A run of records

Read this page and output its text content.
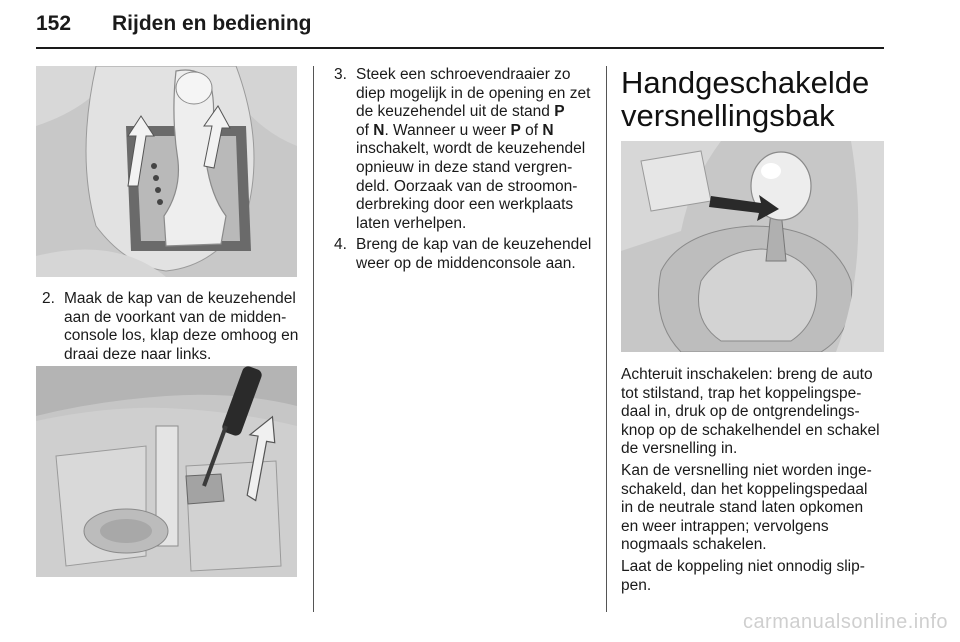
152 Rijden en bediening
2. Maak de kap van de keuzehendel
aan de voorkant van de midden-
console los, klap deze omhoog en
draai deze naar links.
3. Steek een schroevendraaier zo
diep mogelijk in de opening en zet
de keuzehendel uit de stand P
of N. Wanneer u weer P of N
inschakelt, wordt de keuzehendel
opnieuw in deze stand vergren-
deld. Oorzaak van de stroomon-
derbreking door een werkplaats
laten verhelpen.
4. Breng de kap van de keuzehendel
weer op de middenconsole aan.
Handgeschakelde
versnellingsbak
Achteruit inschakelen: breng de auto
tot stilstand, trap het koppelingspe-
daal in, druk op de ontgrendelings-
knop op de schakelhendel en schakel
de versnelling in.
Kan de versnelling niet worden inge-
schakeld, dan het koppelingspedaal
in de neutrale stand laten opkomen
en weer intrappen; vervolgens
nogmaals schakelen.
Laat de koppeling niet onnodig slip-
pen.
carmanualsonline.info
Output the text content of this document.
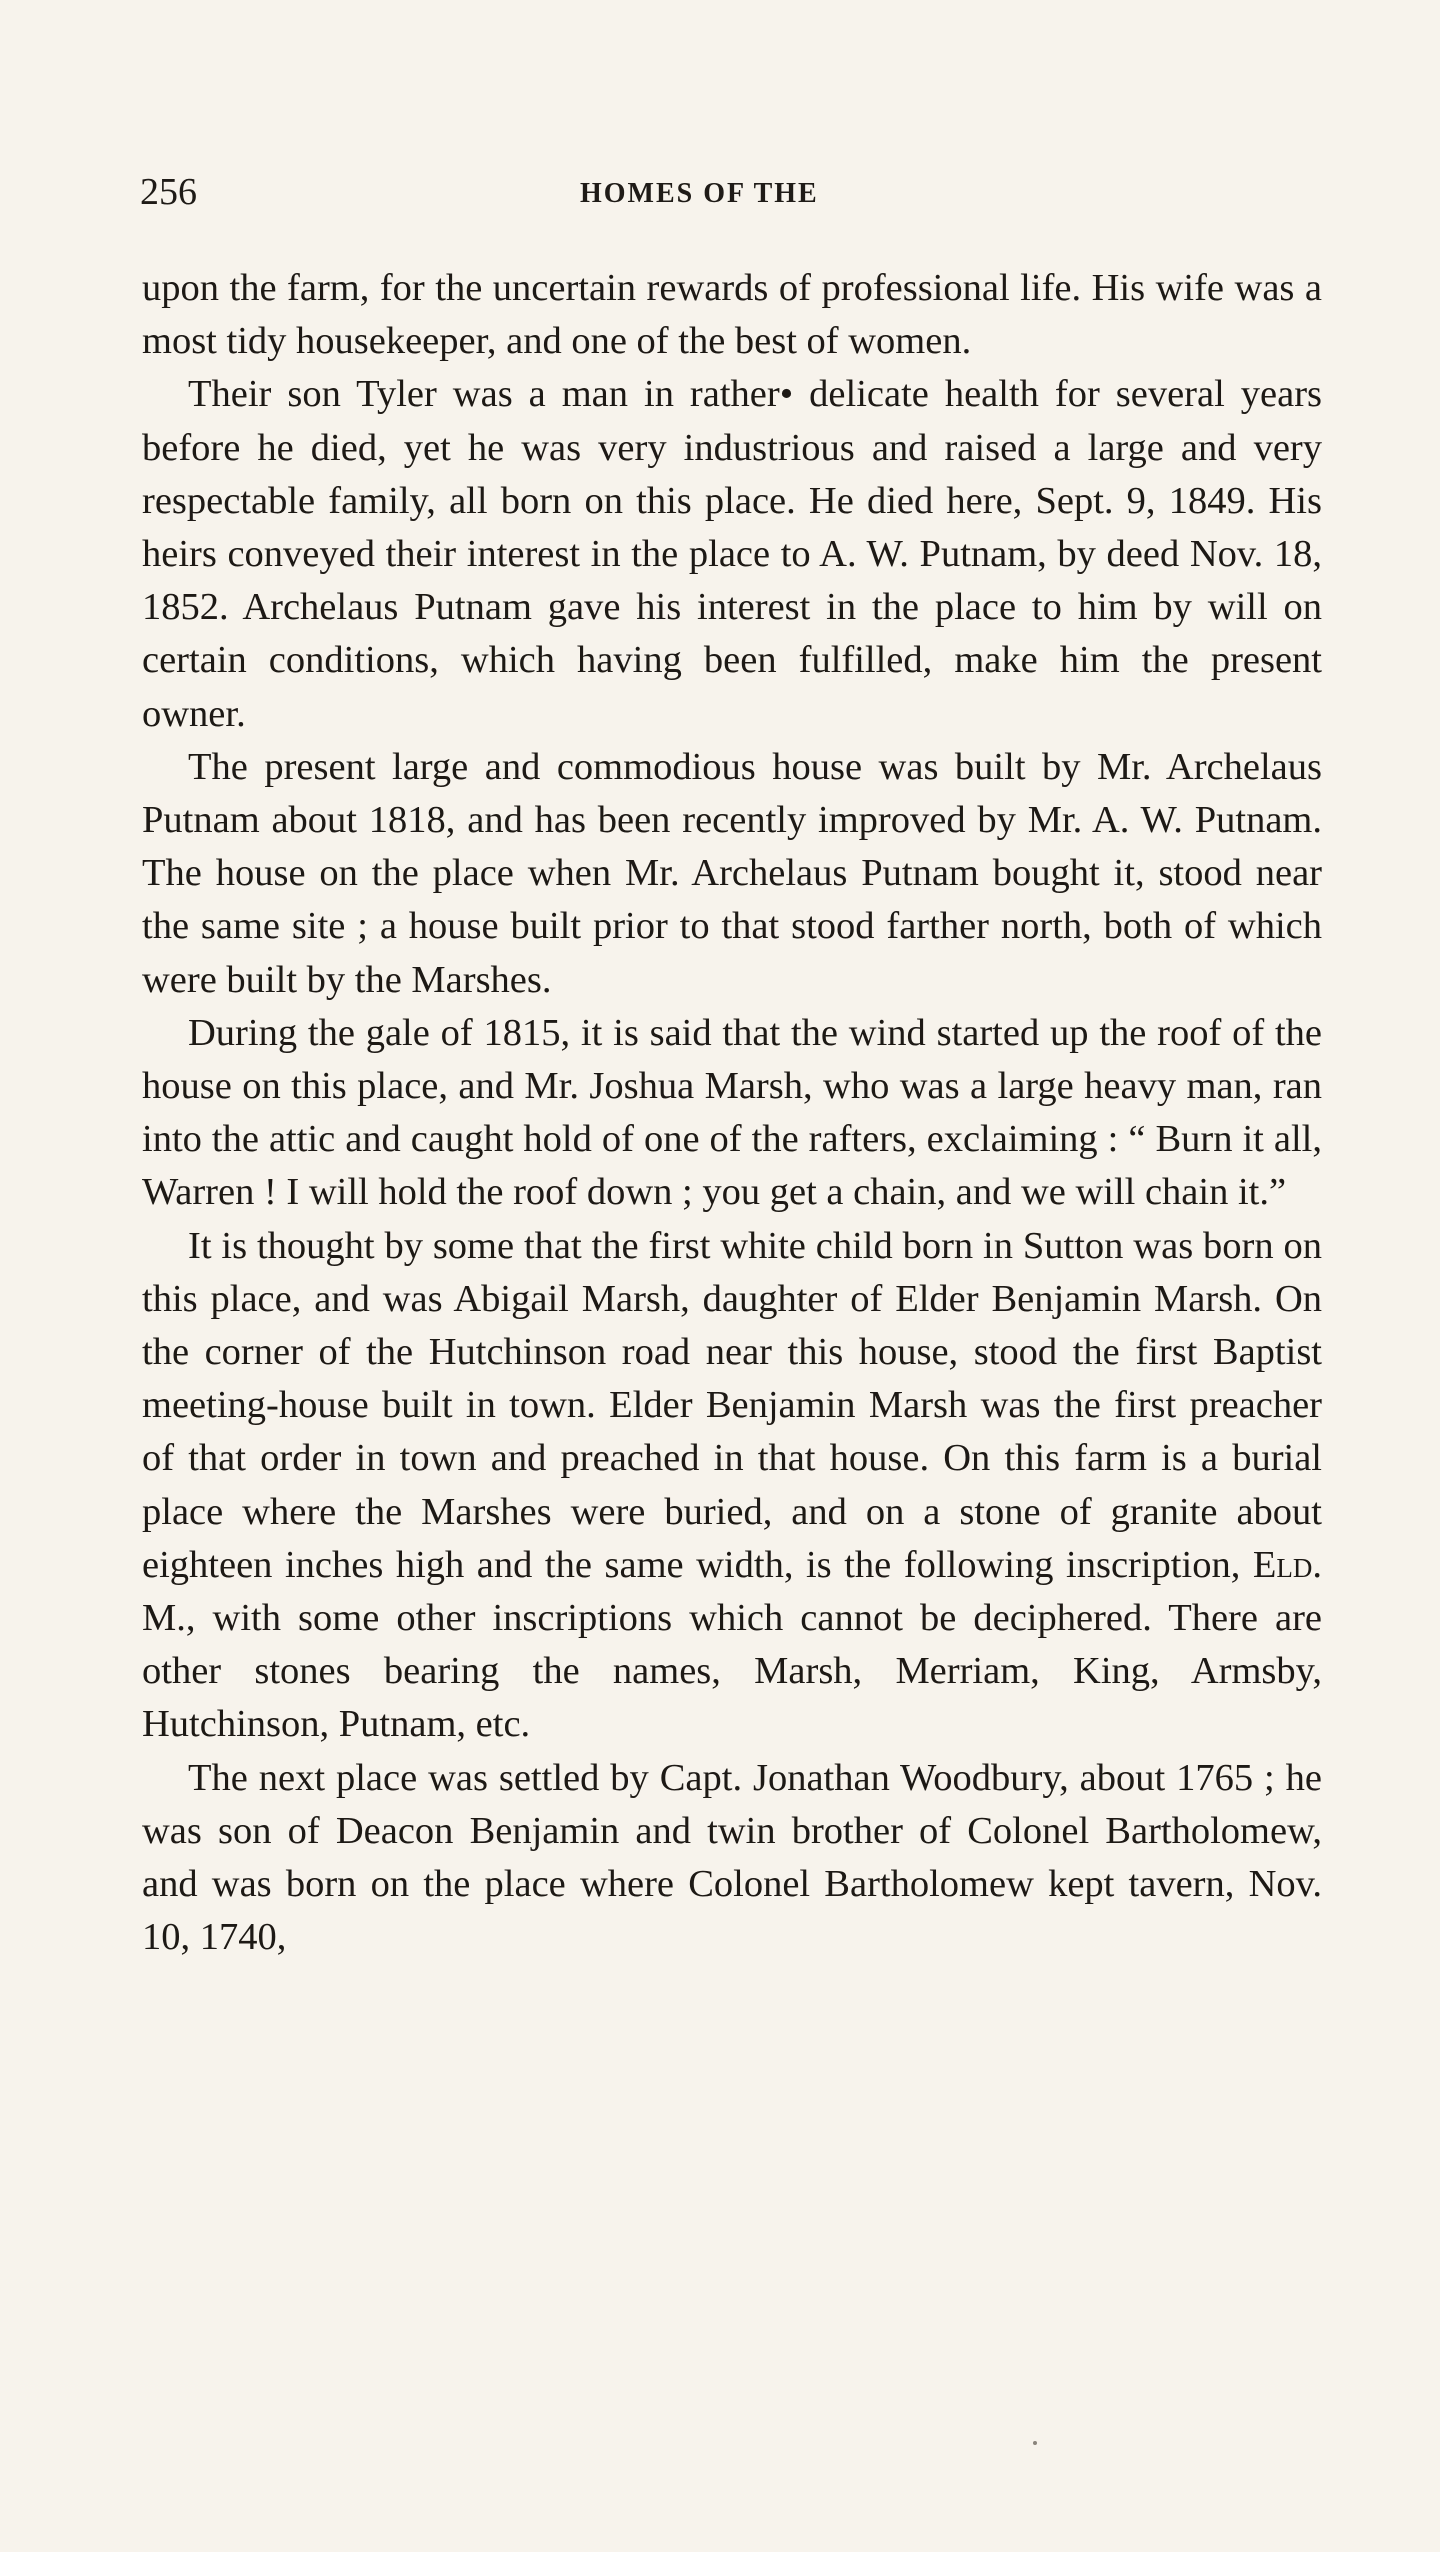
256	HOMES OF THE

upon the farm, for the uncertain rewards of professional life. His wife was a most tidy housekeeper, and one of the best of women.

Their son Tyler was a man in rather• delicate health for several years before he died, yet he was very industrious and raised a large and very respectable family, all born on this place. He died here, Sept. 9, 1849. His heirs conveyed their interest in the place to A. W. Putnam, by deed Nov. 18, 1852. Archelaus Putnam gave his interest in the place to him by will on certain conditions, which having been fulfilled, make him the present owner.

The present large and commodious house was built by Mr. Archelaus Putnam about 1818, and has been recently improved by Mr. A. W. Putnam. The house on the place when Mr. Archelaus Putnam bought it, stood near the same site ; a house built prior to that stood farther north, both of which were built by the Marshes.

During the gale of 1815, it is said that the wind started up the roof of the house on this place, and Mr. Joshua Marsh, who was a large heavy man, ran into the attic and caught hold of one of the rafters, exclaiming : “ Burn it all, Warren ! I will hold the roof down ; you get a chain, and we will chain it.”

It is thought by some that the first white child born in Sutton was born on this place, and was Abigail Marsh, daughter of Elder Benjamin Marsh. On the corner of the Hutchinson road near this house, stood the first Baptist meeting-house built in town. Elder Benjamin Marsh was the first preacher of that order in town and preached in that house. On this farm is a burial place where the Marshes were buried, and on a stone of granite about eighteen inches high and the same width, is the following inscription, Eld. M., with some other inscriptions which cannot be deciphered. There are other stones bearing the names, Marsh, Merriam, King, Armsby, Hutchinson, Putnam, etc.

The next place was settled by Capt. Jonathan Woodbury, about 1765 ; he was son of Deacon Benjamin and twin brother of Colonel Bartholomew, and was born on the place where Colonel Bartholomew kept tavern, Nov. 10, 1740,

_Goal_
Check each line of the records above for "weer", and copy those that have it.

_Response to the task_
of N. Wanneer u weer P of N
weer op de middenconsole aan.
en weer intrappen; vervolgens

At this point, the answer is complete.